== REQUIREMENT ==
Gather up the lines with the word "color" in them.

»»

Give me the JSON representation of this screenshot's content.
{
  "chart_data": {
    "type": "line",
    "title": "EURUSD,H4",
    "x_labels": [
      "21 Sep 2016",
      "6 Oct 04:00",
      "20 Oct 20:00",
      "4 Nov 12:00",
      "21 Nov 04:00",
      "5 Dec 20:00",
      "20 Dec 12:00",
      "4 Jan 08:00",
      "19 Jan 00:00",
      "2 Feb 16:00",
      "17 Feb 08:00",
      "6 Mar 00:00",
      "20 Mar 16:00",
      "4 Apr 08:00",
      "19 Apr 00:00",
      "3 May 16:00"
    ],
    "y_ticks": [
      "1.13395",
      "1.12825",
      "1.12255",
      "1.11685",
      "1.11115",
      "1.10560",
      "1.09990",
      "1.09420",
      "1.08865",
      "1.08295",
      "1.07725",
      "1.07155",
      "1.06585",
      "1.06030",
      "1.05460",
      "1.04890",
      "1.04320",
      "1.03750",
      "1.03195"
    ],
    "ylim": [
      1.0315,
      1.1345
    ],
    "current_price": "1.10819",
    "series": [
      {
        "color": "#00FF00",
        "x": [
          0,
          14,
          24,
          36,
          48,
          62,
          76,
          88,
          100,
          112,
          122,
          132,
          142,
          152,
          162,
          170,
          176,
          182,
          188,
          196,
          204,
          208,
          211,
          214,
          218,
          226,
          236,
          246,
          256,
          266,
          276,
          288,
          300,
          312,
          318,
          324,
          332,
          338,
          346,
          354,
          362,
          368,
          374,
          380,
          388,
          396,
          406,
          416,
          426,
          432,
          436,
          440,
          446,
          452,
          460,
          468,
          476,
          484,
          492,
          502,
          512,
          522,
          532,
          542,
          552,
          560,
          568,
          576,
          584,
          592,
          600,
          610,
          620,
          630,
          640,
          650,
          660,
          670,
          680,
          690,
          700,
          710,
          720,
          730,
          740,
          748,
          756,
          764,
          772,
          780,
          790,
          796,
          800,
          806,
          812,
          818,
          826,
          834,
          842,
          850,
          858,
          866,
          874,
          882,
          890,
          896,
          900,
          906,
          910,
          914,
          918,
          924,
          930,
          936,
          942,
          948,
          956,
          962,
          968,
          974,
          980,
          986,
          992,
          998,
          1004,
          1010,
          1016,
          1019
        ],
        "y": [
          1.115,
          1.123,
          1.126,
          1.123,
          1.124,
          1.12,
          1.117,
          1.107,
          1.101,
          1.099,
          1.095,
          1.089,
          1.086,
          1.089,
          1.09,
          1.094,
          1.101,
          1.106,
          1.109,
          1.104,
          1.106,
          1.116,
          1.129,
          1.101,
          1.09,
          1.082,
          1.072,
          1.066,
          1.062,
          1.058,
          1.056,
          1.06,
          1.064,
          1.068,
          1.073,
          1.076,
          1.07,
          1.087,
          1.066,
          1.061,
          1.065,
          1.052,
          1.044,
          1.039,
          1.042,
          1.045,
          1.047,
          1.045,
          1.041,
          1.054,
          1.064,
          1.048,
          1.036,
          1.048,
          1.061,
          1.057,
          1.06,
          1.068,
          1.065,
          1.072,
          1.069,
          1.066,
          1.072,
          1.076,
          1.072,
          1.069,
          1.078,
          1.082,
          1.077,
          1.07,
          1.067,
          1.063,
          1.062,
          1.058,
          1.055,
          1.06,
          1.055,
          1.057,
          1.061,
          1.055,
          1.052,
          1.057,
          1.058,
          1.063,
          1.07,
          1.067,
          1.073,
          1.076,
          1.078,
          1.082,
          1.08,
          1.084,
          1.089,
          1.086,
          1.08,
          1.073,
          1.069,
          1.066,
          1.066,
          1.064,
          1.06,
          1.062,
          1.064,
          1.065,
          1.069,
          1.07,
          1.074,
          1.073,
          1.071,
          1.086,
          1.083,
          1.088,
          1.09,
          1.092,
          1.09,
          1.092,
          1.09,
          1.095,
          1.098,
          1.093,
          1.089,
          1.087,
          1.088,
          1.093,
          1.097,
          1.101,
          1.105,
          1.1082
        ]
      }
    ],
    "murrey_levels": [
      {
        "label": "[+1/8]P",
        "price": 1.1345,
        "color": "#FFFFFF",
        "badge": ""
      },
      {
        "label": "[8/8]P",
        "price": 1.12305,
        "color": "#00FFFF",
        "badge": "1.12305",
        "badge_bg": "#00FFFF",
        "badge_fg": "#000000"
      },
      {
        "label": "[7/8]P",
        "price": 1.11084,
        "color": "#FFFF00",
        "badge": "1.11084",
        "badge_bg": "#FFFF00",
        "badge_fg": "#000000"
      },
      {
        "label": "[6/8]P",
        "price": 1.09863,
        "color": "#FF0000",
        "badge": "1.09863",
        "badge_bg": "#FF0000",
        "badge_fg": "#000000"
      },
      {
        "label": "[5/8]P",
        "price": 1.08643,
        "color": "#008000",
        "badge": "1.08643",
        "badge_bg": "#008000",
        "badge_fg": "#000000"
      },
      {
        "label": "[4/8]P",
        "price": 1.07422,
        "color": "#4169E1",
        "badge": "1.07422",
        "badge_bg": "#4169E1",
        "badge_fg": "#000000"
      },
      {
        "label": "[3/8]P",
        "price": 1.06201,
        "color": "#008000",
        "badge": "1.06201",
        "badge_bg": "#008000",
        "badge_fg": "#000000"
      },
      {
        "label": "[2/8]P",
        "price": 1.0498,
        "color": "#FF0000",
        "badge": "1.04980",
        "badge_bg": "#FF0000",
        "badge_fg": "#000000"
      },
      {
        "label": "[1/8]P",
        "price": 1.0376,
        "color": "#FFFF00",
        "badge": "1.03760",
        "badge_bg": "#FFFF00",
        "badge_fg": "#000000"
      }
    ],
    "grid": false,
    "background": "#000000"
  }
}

««

== RESULT OF THIS TASK ==
        "color": "#00FF00",
        "color": "#FFFFFF",
        "color": "#00FFFF",
        "color": "#FFFF00",
        "color": "#FF0000",
        "color": "#008000",
        "color": "#4169E1",
        "color": "#008000",
        "color": "#FF0000",
        "color": "#FFFF00",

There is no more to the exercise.